* _Short task_:
Extract the text of every entry below exactly; leave images out.

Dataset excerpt
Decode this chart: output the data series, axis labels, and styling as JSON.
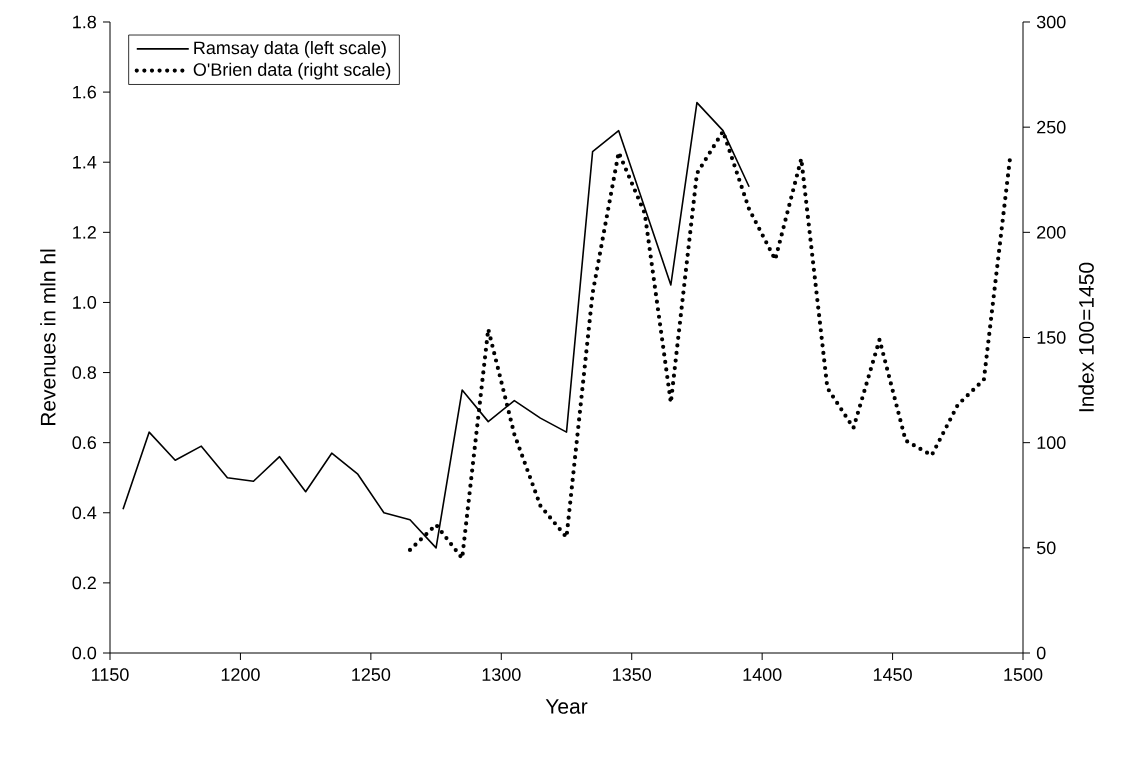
{
  "chart_data": {
    "type": "line",
    "xlabel": "Year",
    "ylabel": "Revenues in mln hl",
    "y2label": "Index 100=1450",
    "xlim": [
      1150,
      1500
    ],
    "xticks": [
      1150,
      1200,
      1250,
      1300,
      1350,
      1400,
      1450,
      1500
    ],
    "ylim": [
      0,
      1.8
    ],
    "yticks": [
      {
        "value": 0,
        "label": "0.0"
      },
      {
        "value": 0.2,
        "label": "0.2"
      },
      {
        "value": 0.4,
        "label": "0.4"
      },
      {
        "value": 0.6,
        "label": "0.6"
      },
      {
        "value": 0.8,
        "label": "0.8"
      },
      {
        "value": 1.0,
        "label": "1.0"
      },
      {
        "value": 1.2,
        "label": "1.2"
      },
      {
        "value": 1.4,
        "label": "1.4"
      },
      {
        "value": 1.6,
        "label": "1.6"
      },
      {
        "value": 1.8,
        "label": "1.8"
      }
    ],
    "y2lim": [
      0,
      300
    ],
    "y2ticks": [
      0,
      50,
      100,
      150,
      200,
      250,
      300
    ],
    "legend": "top left",
    "series": [
      {
        "name": "Ramsay data (left scale)",
        "color": "#000000",
        "line_style": "solid",
        "axis": "y",
        "x": [
          1155,
          1165,
          1175,
          1185,
          1195,
          1205,
          1215,
          1225,
          1235,
          1245,
          1255,
          1265,
          1275,
          1285,
          1295,
          1305,
          1315,
          1325,
          1335,
          1345,
          1365,
          1375,
          1385,
          1395
        ],
        "values": [
          0.41,
          0.63,
          0.55,
          0.59,
          0.5,
          0.49,
          0.56,
          0.46,
          0.57,
          0.51,
          0.4,
          0.38,
          0.3,
          0.75,
          0.66,
          0.72,
          0.67,
          0.63,
          1.43,
          1.49,
          1.05,
          1.57,
          1.49,
          1.33
        ]
      },
      {
        "name": "O'Brien data (right scale)",
        "color": "#000000",
        "line_style": "dotted",
        "axis": "y2",
        "x": [
          1265,
          1275,
          1285,
          1295,
          1305,
          1315,
          1325,
          1335,
          1345,
          1355,
          1365,
          1375,
          1385,
          1395,
          1405,
          1415,
          1425,
          1435,
          1445,
          1455,
          1465,
          1475,
          1485,
          1495
        ],
        "values": [
          49,
          61,
          45,
          154,
          104,
          70,
          55,
          171,
          238,
          209,
          119,
          228,
          248,
          211,
          187,
          235,
          126,
          107,
          149,
          101,
          94,
          118,
          130,
          235
        ]
      }
    ]
  }
}
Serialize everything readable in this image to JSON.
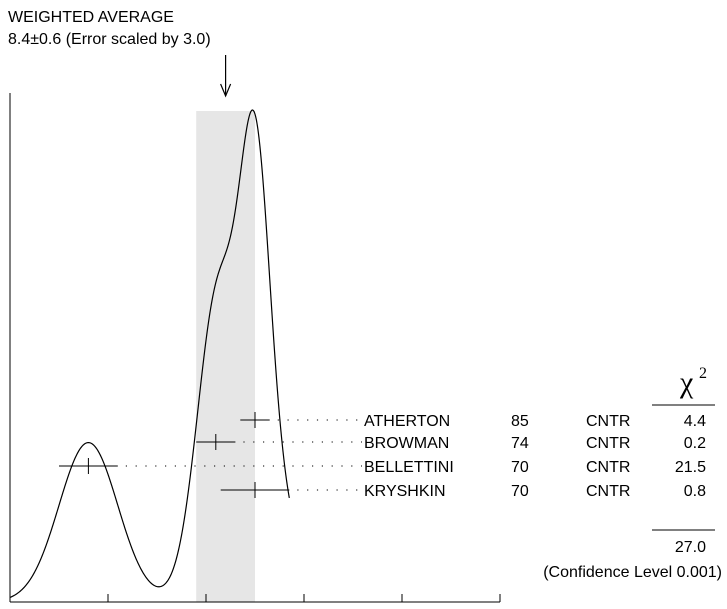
{
  "chart_data": {
    "type": "ideogram",
    "title_line1": "WEIGHTED AVERAGE",
    "title_line2": "8.4±0.6 (Error scaled by 3.0)",
    "weighted_average": 8.4,
    "weighted_error": 0.6,
    "xlim": [
      4,
      14
    ],
    "x_ticks": [
      "4",
      "6",
      "8",
      "10",
      "12",
      "14"
    ],
    "x_tick_values": [
      4,
      6,
      8,
      10,
      12,
      14
    ],
    "chi2_label": "χ",
    "chi2_exponent": "2",
    "measurements": [
      {
        "value": 9.0,
        "error": 0.3,
        "author": "ATHERTON",
        "year": "85",
        "technique": "CNTR",
        "chi2": "4.4"
      },
      {
        "value": 8.2,
        "error": 0.4,
        "author": "BROWMAN",
        "year": "74",
        "technique": "CNTR",
        "chi2": "0.2"
      },
      {
        "value": 5.6,
        "error": 0.6,
        "author": "BELLETTINI",
        "year": "70",
        "technique": "CNTR",
        "chi2": "21.5"
      },
      {
        "value": 9.0,
        "error": 0.7,
        "author": "KRYSHKIN",
        "year": "70",
        "technique": "CNTR",
        "chi2": "0.8"
      }
    ],
    "chi2_total": "27.0",
    "confidence_level": "(Confidence Level  0.001)"
  }
}
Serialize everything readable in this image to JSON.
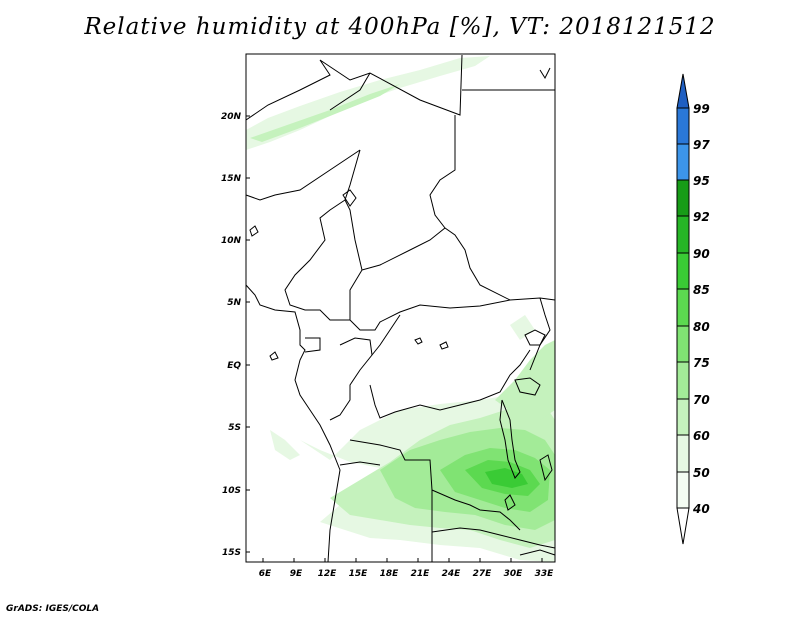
{
  "title": "Relative humidity at 400hPa [%], VT: 2018121512",
  "credit": "GrADS: IGES/COLA",
  "axes": {
    "lon_labels": [
      "6E",
      "9E",
      "12E",
      "15E",
      "18E",
      "21E",
      "24E",
      "27E",
      "30E",
      "33E"
    ],
    "lat_labels": [
      "20N",
      "15N",
      "10N",
      "5N",
      "EQ",
      "5S",
      "10S",
      "15S"
    ]
  },
  "colorbar": {
    "levels": [
      "40",
      "50",
      "60",
      "70",
      "75",
      "80",
      "85",
      "90",
      "92",
      "95",
      "97",
      "99"
    ],
    "colors": [
      "#ffffff",
      "#e6f8e3",
      "#c5f2bd",
      "#a3eb98",
      "#80e373",
      "#5cd950",
      "#3acb35",
      "#26b626",
      "#179c17",
      "#3c95ea",
      "#2a78d8",
      "#1f5fc2"
    ],
    "fill_note_color": "#3acb35"
  },
  "chart_data": {
    "type": "heatmap",
    "title": "Relative humidity at 400hPa [%], VT: 2018121512",
    "variable": "Relative humidity at 400hPa",
    "units": "%",
    "valid_time": "2018121512",
    "xlim": [
      3.5,
      33.5
    ],
    "ylim": [
      -16,
      25
    ],
    "x_ticks": [
      6,
      9,
      12,
      15,
      18,
      21,
      24,
      27,
      30,
      33
    ],
    "y_ticks": [
      20,
      15,
      10,
      5,
      0,
      -5,
      -10,
      -15
    ],
    "contour_levels": [
      40,
      50,
      60,
      70,
      75,
      80,
      85,
      90,
      92,
      95,
      97,
      99
    ]
  }
}
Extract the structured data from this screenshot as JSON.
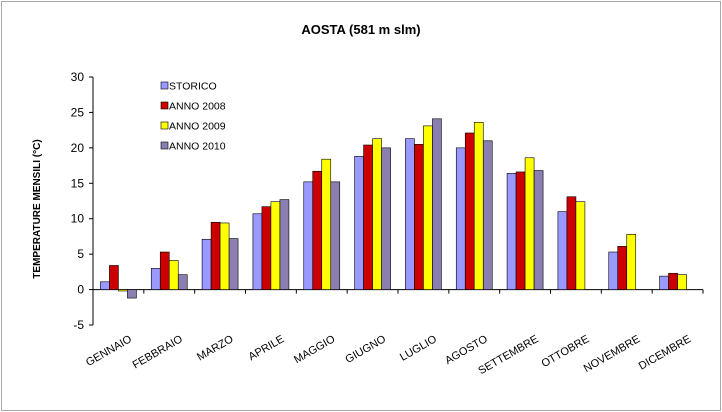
{
  "chart_data": {
    "type": "bar",
    "title": "AOSTA (581 m slm)",
    "ylabel": "TEMPERATURE MENSILI (°C)",
    "xlabel": "",
    "ylim": [
      -5,
      30
    ],
    "yticks": [
      -5,
      0,
      5,
      10,
      15,
      20,
      25,
      30
    ],
    "grid": false,
    "legend_position": "top-left",
    "categories": [
      "GENNAIO",
      "FEBBRAIO",
      "MARZO",
      "APRILE",
      "MAGGIO",
      "GIUGNO",
      "LUGLIO",
      "AGOSTO",
      "SETTEMBRE",
      "OTTOBRE",
      "NOVEMBRE",
      "DICEMBRE"
    ],
    "series": [
      {
        "name": "STORICO",
        "color": "#9999ff",
        "values": [
          1.1,
          3.0,
          7.1,
          10.7,
          15.2,
          18.8,
          21.3,
          20.0,
          16.4,
          11.0,
          5.3,
          1.9
        ]
      },
      {
        "name": "ANNO 2008",
        "color": "#cc0000",
        "values": [
          3.4,
          5.3,
          9.5,
          11.7,
          16.7,
          20.4,
          20.5,
          22.1,
          16.6,
          13.1,
          6.1,
          2.3
        ]
      },
      {
        "name": "ANNO 2009",
        "color": "#ffff00",
        "values": [
          -0.2,
          4.1,
          9.4,
          12.4,
          18.4,
          21.3,
          23.1,
          23.6,
          18.6,
          12.4,
          7.8,
          2.1
        ]
      },
      {
        "name": "ANNO 2010",
        "color": "#8b7eb0",
        "values": [
          -1.2,
          2.1,
          7.2,
          12.7,
          15.2,
          20.0,
          24.1,
          21.0,
          16.8,
          null,
          null,
          null
        ]
      }
    ]
  }
}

* _Worked solution_:
Decode this chart: output the data series, axis labels, and styling as JSON.
{
  "chart_data": {
    "type": "line",
    "xlabel": "Year",
    "ylabel": "Revenues in mln hl",
    "y2label": "Index 100=1450",
    "xlim": [
      1150,
      1500
    ],
    "xticks": [
      1150,
      1200,
      1250,
      1300,
      1350,
      1400,
      1450,
      1500
    ],
    "ylim": [
      0,
      1.8
    ],
    "yticks": [
      {
        "value": 0,
        "label": "0.0"
      },
      {
        "value": 0.2,
        "label": "0.2"
      },
      {
        "value": 0.4,
        "label": "0.4"
      },
      {
        "value": 0.6,
        "label": "0.6"
      },
      {
        "value": 0.8,
        "label": "0.8"
      },
      {
        "value": 1.0,
        "label": "1.0"
      },
      {
        "value": 1.2,
        "label": "1.2"
      },
      {
        "value": 1.4,
        "label": "1.4"
      },
      {
        "value": 1.6,
        "label": "1.6"
      },
      {
        "value": 1.8,
        "label": "1.8"
      }
    ],
    "y2lim": [
      0,
      300
    ],
    "y2ticks": [
      0,
      50,
      100,
      150,
      200,
      250,
      300
    ],
    "legend": "top left",
    "series": [
      {
        "name": "Ramsay data (left scale)",
        "color": "#000000",
        "line_style": "solid",
        "axis": "y",
        "x": [
          1155,
          1165,
          1175,
          1185,
          1195,
          1205,
          1215,
          1225,
          1235,
          1245,
          1255,
          1265,
          1275,
          1285,
          1295,
          1305,
          1315,
          1325,
          1335,
          1345,
          1365,
          1375,
          1385,
          1395
        ],
        "values": [
          0.41,
          0.63,
          0.55,
          0.59,
          0.5,
          0.49,
          0.56,
          0.46,
          0.57,
          0.51,
          0.4,
          0.38,
          0.3,
          0.75,
          0.66,
          0.72,
          0.67,
          0.63,
          1.43,
          1.49,
          1.05,
          1.57,
          1.49,
          1.33
        ]
      },
      {
        "name": "O'Brien data (right scale)",
        "color": "#000000",
        "line_style": "dotted",
        "axis": "y2",
        "x": [
          1265,
          1275,
          1285,
          1295,
          1305,
          1315,
          1325,
          1335,
          1345,
          1355,
          1365,
          1375,
          1385,
          1395,
          1405,
          1415,
          1425,
          1435,
          1445,
          1455,
          1465,
          1475,
          1485,
          1495
        ],
        "values": [
          49,
          61,
          45,
          154,
          104,
          70,
          55,
          171,
          238,
          209,
          119,
          228,
          248,
          211,
          187,
          235,
          126,
          107,
          149,
          101,
          94,
          118,
          130,
          235
        ]
      }
    ]
  }
}
Serialize everything readable in this image to JSON.
{
  "chart_data": {
    "type": "ideogram",
    "title_line1": "WEIGHTED AVERAGE",
    "title_line2": "8.4±0.6 (Error scaled by 3.0)",
    "weighted_average": 8.4,
    "weighted_error": 0.6,
    "xlim": [
      4,
      14
    ],
    "x_ticks": [
      "4",
      "6",
      "8",
      "10",
      "12",
      "14"
    ],
    "x_tick_values": [
      4,
      6,
      8,
      10,
      12,
      14
    ],
    "chi2_label": "χ",
    "chi2_exponent": "2",
    "measurements": [
      {
        "value": 9.0,
        "error": 0.3,
        "author": "ATHERTON",
        "year": "85",
        "technique": "CNTR",
        "chi2": "4.4"
      },
      {
        "value": 8.2,
        "error": 0.4,
        "author": "BROWMAN",
        "year": "74",
        "technique": "CNTR",
        "chi2": "0.2"
      },
      {
        "value": 5.6,
        "error": 0.6,
        "author": "BELLETTINI",
        "year": "70",
        "technique": "CNTR",
        "chi2": "21.5"
      },
      {
        "value": 9.0,
        "error": 0.7,
        "author": "KRYSHKIN",
        "year": "70",
        "technique": "CNTR",
        "chi2": "0.8"
      }
    ],
    "chi2_total": "27.0",
    "confidence_level": "(Confidence Level  0.001)"
  }
}
Serialize everything readable in this image to JSON.
{
  "title": "Relative humidity at 400hPa [%], VT: 2018121512",
  "credit": "GrADS: IGES/COLA",
  "axes": {
    "lon_labels": [
      "6E",
      "9E",
      "12E",
      "15E",
      "18E",
      "21E",
      "24E",
      "27E",
      "30E",
      "33E"
    ],
    "lat_labels": [
      "20N",
      "15N",
      "10N",
      "5N",
      "EQ",
      "5S",
      "10S",
      "15S"
    ]
  },
  "colorbar": {
    "levels": [
      "40",
      "50",
      "60",
      "70",
      "75",
      "80",
      "85",
      "90",
      "92",
      "95",
      "97",
      "99"
    ],
    "colors": [
      "#ffffff",
      "#e6f8e3",
      "#c5f2bd",
      "#a3eb98",
      "#80e373",
      "#5cd950",
      "#3acb35",
      "#26b626",
      "#179c17",
      "#3c95ea",
      "#2a78d8",
      "#1f5fc2"
    ],
    "fill_note_color": "#3acb35"
  },
  "chart_data": {
    "type": "heatmap",
    "title": "Relative humidity at 400hPa [%], VT: 2018121512",
    "variable": "Relative humidity at 400hPa",
    "units": "%",
    "valid_time": "2018121512",
    "xlim": [
      3.5,
      33.5
    ],
    "ylim": [
      -16,
      25
    ],
    "x_ticks": [
      6,
      9,
      12,
      15,
      18,
      21,
      24,
      27,
      30,
      33
    ],
    "y_ticks": [
      20,
      15,
      10,
      5,
      0,
      -5,
      -10,
      -15
    ],
    "contour_levels": [
      40,
      50,
      60,
      70,
      75,
      80,
      85,
      90,
      92,
      95,
      97,
      99
    ]
  }
}
Extract the structured data from this screenshot as JSON.
{
  "chart_data": {
    "type": "bar",
    "title": "AOSTA (581 m slm)",
    "ylabel": "TEMPERATURE MENSILI (°C)",
    "xlabel": "",
    "ylim": [
      -5,
      30
    ],
    "yticks": [
      -5,
      0,
      5,
      10,
      15,
      20,
      25,
      30
    ],
    "grid": false,
    "legend_position": "top-left",
    "categories": [
      "GENNAIO",
      "FEBBRAIO",
      "MARZO",
      "APRILE",
      "MAGGIO",
      "GIUGNO",
      "LUGLIO",
      "AGOSTO",
      "SETTEMBRE",
      "OTTOBRE",
      "NOVEMBRE",
      "DICEMBRE"
    ],
    "series": [
      {
        "name": "STORICO",
        "color": "#9999ff",
        "values": [
          1.1,
          3.0,
          7.1,
          10.7,
          15.2,
          18.8,
          21.3,
          20.0,
          16.4,
          11.0,
          5.3,
          1.9
        ]
      },
      {
        "name": "ANNO 2008",
        "color": "#cc0000",
        "values": [
          3.4,
          5.3,
          9.5,
          11.7,
          16.7,
          20.4,
          20.5,
          22.1,
          16.6,
          13.1,
          6.1,
          2.3
        ]
      },
      {
        "name": "ANNO 2009",
        "color": "#ffff00",
        "values": [
          -0.2,
          4.1,
          9.4,
          12.4,
          18.4,
          21.3,
          23.1,
          23.6,
          18.6,
          12.4,
          7.8,
          2.1
        ]
      },
      {
        "name": "ANNO 2010",
        "color": "#8b7eb0",
        "values": [
          -1.2,
          2.1,
          7.2,
          12.7,
          15.2,
          20.0,
          24.1,
          21.0,
          16.8,
          null,
          null,
          null
        ]
      }
    ]
  }
}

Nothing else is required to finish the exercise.